** Start Source records **

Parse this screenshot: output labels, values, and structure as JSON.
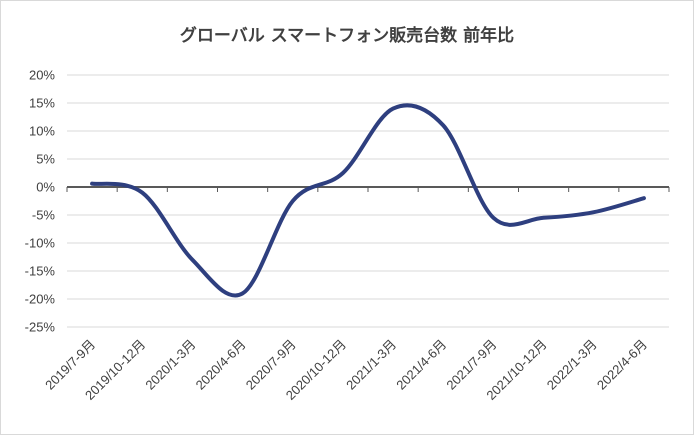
{
  "chart_data": {
    "type": "line",
    "title": "グローバル スマートフォン販売台数 前年比",
    "xlabel": "",
    "ylabel": "",
    "categories": [
      "2019/7-9月",
      "2019/10-12月",
      "2020/1-3月",
      "2020/4-6月",
      "2020/7-9月",
      "2020/10-12月",
      "2021/1-3月",
      "2021/4-6月",
      "2021/7-9月",
      "2021/10-12月",
      "2022/1-3月",
      "2022/4-6月"
    ],
    "series": [
      {
        "values": [
          0.6,
          -1.0,
          -13.0,
          -19.0,
          -2.5,
          2.5,
          14.0,
          11.0,
          -5.5,
          -5.5,
          -4.5,
          -2.0
        ]
      }
    ],
    "ylim": [
      -25,
      20
    ],
    "ytick_step": 5,
    "ytick_labels": [
      "20%",
      "15%",
      "10%",
      "5%",
      "0%",
      "-5%",
      "-10%",
      "-15%",
      "-20%",
      "-25%"
    ],
    "grid": true,
    "legend": "none",
    "colors": {
      "series": "#2e3f7f",
      "zero_line": "#595959",
      "grid": "#d9d9d9",
      "text": "#404040"
    }
  }
}
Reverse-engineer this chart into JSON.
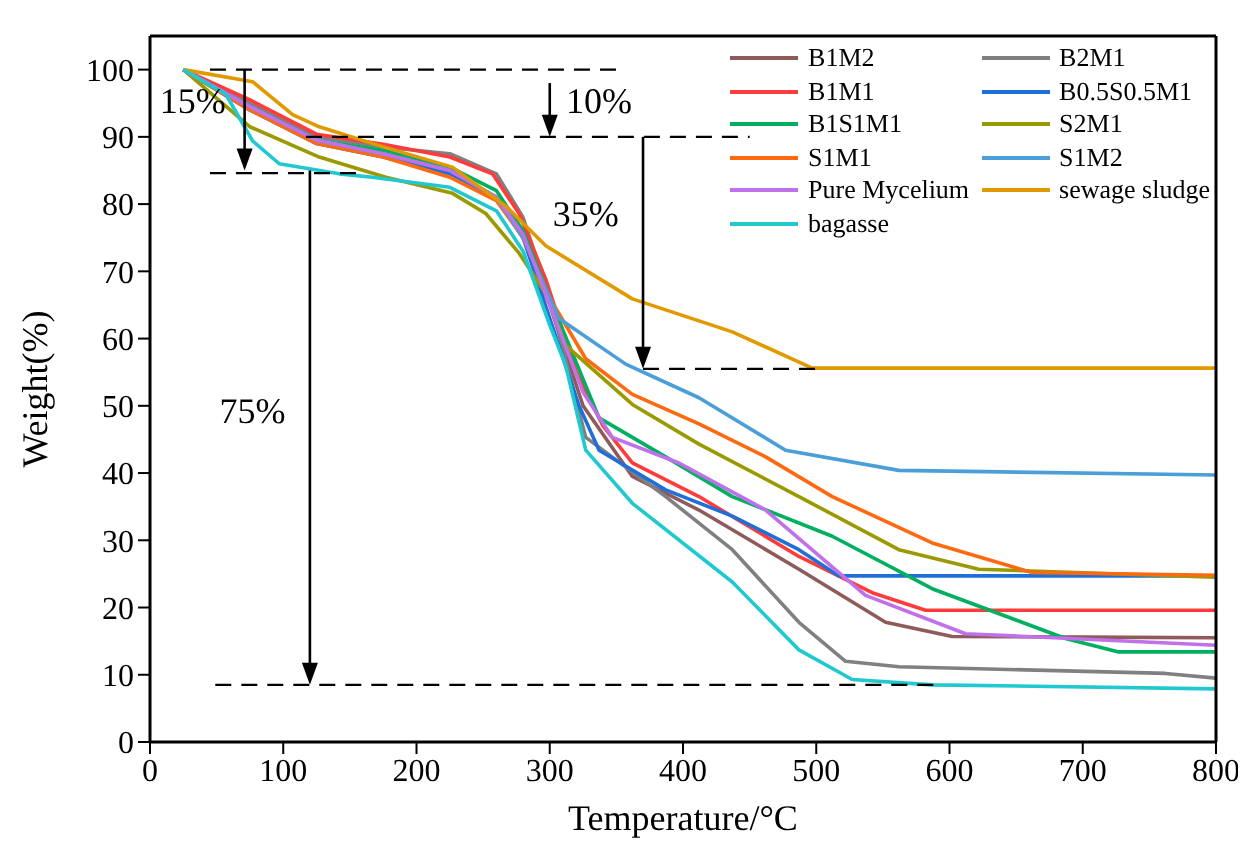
{
  "chart_data": {
    "type": "line",
    "xlabel": "Temperature/°C",
    "ylabel": "Weight(%)",
    "xlim": [
      0,
      800
    ],
    "xticks": [
      0,
      100,
      200,
      300,
      400,
      500,
      600,
      700,
      800
    ],
    "ylim": [
      0,
      105
    ],
    "yticks": [
      0,
      10,
      20,
      30,
      40,
      50,
      60,
      70,
      80,
      90,
      100
    ],
    "legend": "top right",
    "marker": "none",
    "line_style": "solid",
    "annotations": [
      "15%",
      "10%",
      "35%",
      "75%"
    ],
    "series": [
      {
        "name": "B1M2",
        "color": "#8f5a5a",
        "x": [
          25,
          75,
          125,
          175,
          225,
          260,
          280,
          300,
          325,
          362,
          412,
          487,
          552,
          602,
          700,
          800
        ],
        "values": [
          100,
          94,
          89.5,
          87.5,
          85,
          81,
          75,
          65,
          50,
          39.5,
          34.5,
          25.7,
          17.8,
          15.7,
          15.6,
          15.5
        ]
      },
      {
        "name": "B2M1",
        "color": "#808080",
        "x": [
          25,
          75,
          125,
          175,
          225,
          260,
          280,
          300,
          327,
          387,
          437,
          487,
          522,
          562,
          762,
          800
        ],
        "values": [
          100,
          95,
          90,
          88.5,
          87.5,
          84.5,
          78,
          66,
          45.3,
          36.5,
          28.6,
          17.8,
          12,
          11.2,
          10.2,
          9.5
        ]
      },
      {
        "name": "B1M1",
        "color": "#ff3b3b",
        "x": [
          25,
          75,
          125,
          175,
          225,
          257,
          277,
          297,
          320,
          340,
          362,
          412,
          487,
          542,
          582,
          800
        ],
        "values": [
          100,
          95.5,
          90.4,
          88.9,
          87,
          84.5,
          78.6,
          68.8,
          55,
          47,
          41.5,
          36.5,
          27.6,
          22.2,
          19.6,
          19.6
        ]
      },
      {
        "name": "B0.5S0.5M1",
        "color": "#1f6fd9",
        "x": [
          25,
          75,
          125,
          175,
          225,
          260,
          280,
          300,
          322,
          337,
          387,
          437,
          487,
          517,
          800
        ],
        "values": [
          100,
          94,
          89,
          87,
          84.5,
          81,
          75,
          63,
          50,
          43.4,
          37.5,
          33.6,
          28.6,
          24.7,
          24.7
        ]
      },
      {
        "name": "B1S1M1",
        "color": "#00b060",
        "x": [
          25,
          75,
          125,
          175,
          225,
          260,
          280,
          300,
          337,
          387,
          437,
          512,
          587,
          687,
          727,
          800
        ],
        "values": [
          100,
          94.5,
          89.5,
          88,
          85.5,
          82,
          76,
          66,
          48.2,
          42.4,
          36.5,
          30.6,
          22.8,
          15.4,
          13.4,
          13.4
        ]
      },
      {
        "name": "S2M1",
        "color": "#9a9a00",
        "x": [
          25,
          75,
          127,
          177,
          227,
          252,
          277,
          297,
          312,
          362,
          412,
          487,
          562,
          622,
          800
        ],
        "values": [
          100,
          91.5,
          87,
          84,
          81.6,
          78.6,
          72.7,
          66.7,
          59,
          50.2,
          44.3,
          36.5,
          28.6,
          25.7,
          24.5
        ]
      },
      {
        "name": "S1M1",
        "color": "#ff6a10",
        "x": [
          25,
          75,
          125,
          175,
          225,
          260,
          280,
          300,
          327,
          362,
          412,
          462,
          512,
          587,
          662,
          800
        ],
        "values": [
          100,
          94,
          89,
          87,
          84,
          80.5,
          75,
          66,
          57,
          51.7,
          47.3,
          42.4,
          36.5,
          29.6,
          25.2,
          24.8
        ]
      },
      {
        "name": "S1M2",
        "color": "#4a9fd8",
        "x": [
          25,
          75,
          125,
          175,
          225,
          260,
          280,
          307,
          357,
          412,
          477,
          562,
          800
        ],
        "values": [
          100,
          94.5,
          89.5,
          87.5,
          85,
          81,
          75,
          63,
          56.2,
          51.2,
          43.4,
          40.4,
          39.7
        ]
      },
      {
        "name": "Pure Mycelium",
        "color": "#c070e8",
        "x": [
          25,
          75,
          125,
          175,
          225,
          260,
          280,
          300,
          325,
          347,
          397,
          462,
          537,
          612,
          800
        ],
        "values": [
          100,
          94.5,
          89.5,
          87.5,
          85,
          81,
          75.5,
          65,
          52,
          45.3,
          41.5,
          34.5,
          21.8,
          16.1,
          14.4
        ]
      },
      {
        "name": "sewage sludge",
        "color": "#e09a00",
        "x": [
          25,
          77,
          107,
          127,
          177,
          227,
          267,
          297,
          362,
          437,
          497,
          800
        ],
        "values": [
          100,
          98.2,
          93.3,
          91.5,
          88.4,
          85.5,
          79.7,
          73.8,
          65.9,
          61,
          55.6,
          55.6
        ]
      },
      {
        "name": "bagasse",
        "color": "#20c8d0",
        "x": [
          25,
          57,
          77,
          97,
          142,
          167,
          225,
          260,
          280,
          300,
          312,
          327,
          362,
          437,
          487,
          527,
          587,
          800
        ],
        "values": [
          100,
          96.3,
          89.4,
          86,
          84.5,
          84,
          82.5,
          79,
          73,
          62,
          56,
          43.4,
          35.5,
          23.8,
          13.7,
          9.3,
          8.5,
          7.9
        ]
      },
      {
        "color": "#000000",
        "line_style": "dashed",
        "x": [
          45,
          352
        ],
        "values": [
          100,
          100
        ]
      },
      {
        "color": "#000000",
        "line_style": "dashed",
        "x": [
          117,
          450
        ],
        "values": [
          90,
          90
        ]
      },
      {
        "color": "#000000",
        "line_style": "dashed",
        "x": [
          45,
          157
        ],
        "values": [
          84.6,
          84.6
        ]
      },
      {
        "color": "#000000",
        "line_style": "dashed",
        "x": [
          370,
          500
        ],
        "values": [
          55.5,
          55.5
        ]
      },
      {
        "color": "#000000",
        "line_style": "dashed",
        "x": [
          49,
          590
        ],
        "values": [
          8.5,
          8.5
        ]
      }
    ]
  }
}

** End Source records **

## Do this:
Leaving out the pictures, repeat the data above exactly.

## Finished answer:
Parse this screenshot: output labels, values, and structure as JSON.
{
  "chart_data": {
    "type": "line",
    "title": "グローバル スマートフォン販売台数 前年比",
    "xlabel": "",
    "ylabel": "",
    "categories": [
      "2019/7-9月",
      "2019/10-12月",
      "2020/1-3月",
      "2020/4-6月",
      "2020/7-9月",
      "2020/10-12月",
      "2021/1-3月",
      "2021/4-6月",
      "2021/7-9月",
      "2021/10-12月",
      "2022/1-3月",
      "2022/4-6月"
    ],
    "series": [
      {
        "values": [
          0.6,
          -1.0,
          -13.0,
          -19.0,
          -2.5,
          2.5,
          14.0,
          11.0,
          -5.5,
          -5.5,
          -4.5,
          -2.0
        ]
      }
    ],
    "ylim": [
      -25,
      20
    ],
    "ytick_step": 5,
    "ytick_labels": [
      "20%",
      "15%",
      "10%",
      "5%",
      "0%",
      "-5%",
      "-10%",
      "-15%",
      "-20%",
      "-25%"
    ],
    "grid": true,
    "legend": "none",
    "colors": {
      "series": "#2e3f7f",
      "zero_line": "#595959",
      "grid": "#d9d9d9",
      "text": "#404040"
    }
  }
}
Reverse-engineer this chart into JSON.
{
  "chart_data": {
    "type": "line",
    "xlabel": "Temperature/°C",
    "ylabel": "Weight(%)",
    "xlim": [
      0,
      800
    ],
    "xticks": [
      0,
      100,
      200,
      300,
      400,
      500,
      600,
      700,
      800
    ],
    "ylim": [
      0,
      105
    ],
    "yticks": [
      0,
      10,
      20,
      30,
      40,
      50,
      60,
      70,
      80,
      90,
      100
    ],
    "legend": "top right",
    "marker": "none",
    "line_style": "solid",
    "annotations": [
      "15%",
      "10%",
      "35%",
      "75%"
    ],
    "series": [
      {
        "name": "B1M2",
        "color": "#8f5a5a",
        "x": [
          25,
          75,
          125,
          175,
          225,
          260,
          280,
          300,
          325,
          362,
          412,
          487,
          552,
          602,
          700,
          800
        ],
        "values": [
          100,
          94,
          89.5,
          87.5,
          85,
          81,
          75,
          65,
          50,
          39.5,
          34.5,
          25.7,
          17.8,
          15.7,
          15.6,
          15.5
        ]
      },
      {
        "name": "B2M1",
        "color": "#808080",
        "x": [
          25,
          75,
          125,
          175,
          225,
          260,
          280,
          300,
          327,
          387,
          437,
          487,
          522,
          562,
          762,
          800
        ],
        "values": [
          100,
          95,
          90,
          88.5,
          87.5,
          84.5,
          78,
          66,
          45.3,
          36.5,
          28.6,
          17.8,
          12,
          11.2,
          10.2,
          9.5
        ]
      },
      {
        "name": "B1M1",
        "color": "#ff3b3b",
        "x": [
          25,
          75,
          125,
          175,
          225,
          257,
          277,
          297,
          320,
          340,
          362,
          412,
          487,
          542,
          582,
          800
        ],
        "values": [
          100,
          95.5,
          90.4,
          88.9,
          87,
          84.5,
          78.6,
          68.8,
          55,
          47,
          41.5,
          36.5,
          27.6,
          22.2,
          19.6,
          19.6
        ]
      },
      {
        "name": "B0.5S0.5M1",
        "color": "#1f6fd9",
        "x": [
          25,
          75,
          125,
          175,
          225,
          260,
          280,
          300,
          322,
          337,
          387,
          437,
          487,
          517,
          800
        ],
        "values": [
          100,
          94,
          89,
          87,
          84.5,
          81,
          75,
          63,
          50,
          43.4,
          37.5,
          33.6,
          28.6,
          24.7,
          24.7
        ]
      },
      {
        "name": "B1S1M1",
        "color": "#00b060",
        "x": [
          25,
          75,
          125,
          175,
          225,
          260,
          280,
          300,
          337,
          387,
          437,
          512,
          587,
          687,
          727,
          800
        ],
        "values": [
          100,
          94.5,
          89.5,
          88,
          85.5,
          82,
          76,
          66,
          48.2,
          42.4,
          36.5,
          30.6,
          22.8,
          15.4,
          13.4,
          13.4
        ]
      },
      {
        "name": "S2M1",
        "color": "#9a9a00",
        "x": [
          25,
          75,
          127,
          177,
          227,
          252,
          277,
          297,
          312,
          362,
          412,
          487,
          562,
          622,
          800
        ],
        "values": [
          100,
          91.5,
          87,
          84,
          81.6,
          78.6,
          72.7,
          66.7,
          59,
          50.2,
          44.3,
          36.5,
          28.6,
          25.7,
          24.5
        ]
      },
      {
        "name": "S1M1",
        "color": "#ff6a10",
        "x": [
          25,
          75,
          125,
          175,
          225,
          260,
          280,
          300,
          327,
          362,
          412,
          462,
          512,
          587,
          662,
          800
        ],
        "values": [
          100,
          94,
          89,
          87,
          84,
          80.5,
          75,
          66,
          57,
          51.7,
          47.3,
          42.4,
          36.5,
          29.6,
          25.2,
          24.8
        ]
      },
      {
        "name": "S1M2",
        "color": "#4a9fd8",
        "x": [
          25,
          75,
          125,
          175,
          225,
          260,
          280,
          307,
          357,
          412,
          477,
          562,
          800
        ],
        "values": [
          100,
          94.5,
          89.5,
          87.5,
          85,
          81,
          75,
          63,
          56.2,
          51.2,
          43.4,
          40.4,
          39.7
        ]
      },
      {
        "name": "Pure Mycelium",
        "color": "#c070e8",
        "x": [
          25,
          75,
          125,
          175,
          225,
          260,
          280,
          300,
          325,
          347,
          397,
          462,
          537,
          612,
          800
        ],
        "values": [
          100,
          94.5,
          89.5,
          87.5,
          85,
          81,
          75.5,
          65,
          52,
          45.3,
          41.5,
          34.5,
          21.8,
          16.1,
          14.4
        ]
      },
      {
        "name": "sewage sludge",
        "color": "#e09a00",
        "x": [
          25,
          77,
          107,
          127,
          177,
          227,
          267,
          297,
          362,
          437,
          497,
          800
        ],
        "values": [
          100,
          98.2,
          93.3,
          91.5,
          88.4,
          85.5,
          79.7,
          73.8,
          65.9,
          61,
          55.6,
          55.6
        ]
      },
      {
        "name": "bagasse",
        "color": "#20c8d0",
        "x": [
          25,
          57,
          77,
          97,
          142,
          167,
          225,
          260,
          280,
          300,
          312,
          327,
          362,
          437,
          487,
          527,
          587,
          800
        ],
        "values": [
          100,
          96.3,
          89.4,
          86,
          84.5,
          84,
          82.5,
          79,
          73,
          62,
          56,
          43.4,
          35.5,
          23.8,
          13.7,
          9.3,
          8.5,
          7.9
        ]
      },
      {
        "color": "#000000",
        "line_style": "dashed",
        "x": [
          45,
          352
        ],
        "values": [
          100,
          100
        ]
      },
      {
        "color": "#000000",
        "line_style": "dashed",
        "x": [
          117,
          450
        ],
        "values": [
          90,
          90
        ]
      },
      {
        "color": "#000000",
        "line_style": "dashed",
        "x": [
          45,
          157
        ],
        "values": [
          84.6,
          84.6
        ]
      },
      {
        "color": "#000000",
        "line_style": "dashed",
        "x": [
          370,
          500
        ],
        "values": [
          55.5,
          55.5
        ]
      },
      {
        "color": "#000000",
        "line_style": "dashed",
        "x": [
          49,
          590
        ],
        "values": [
          8.5,
          8.5
        ]
      }
    ]
  }
}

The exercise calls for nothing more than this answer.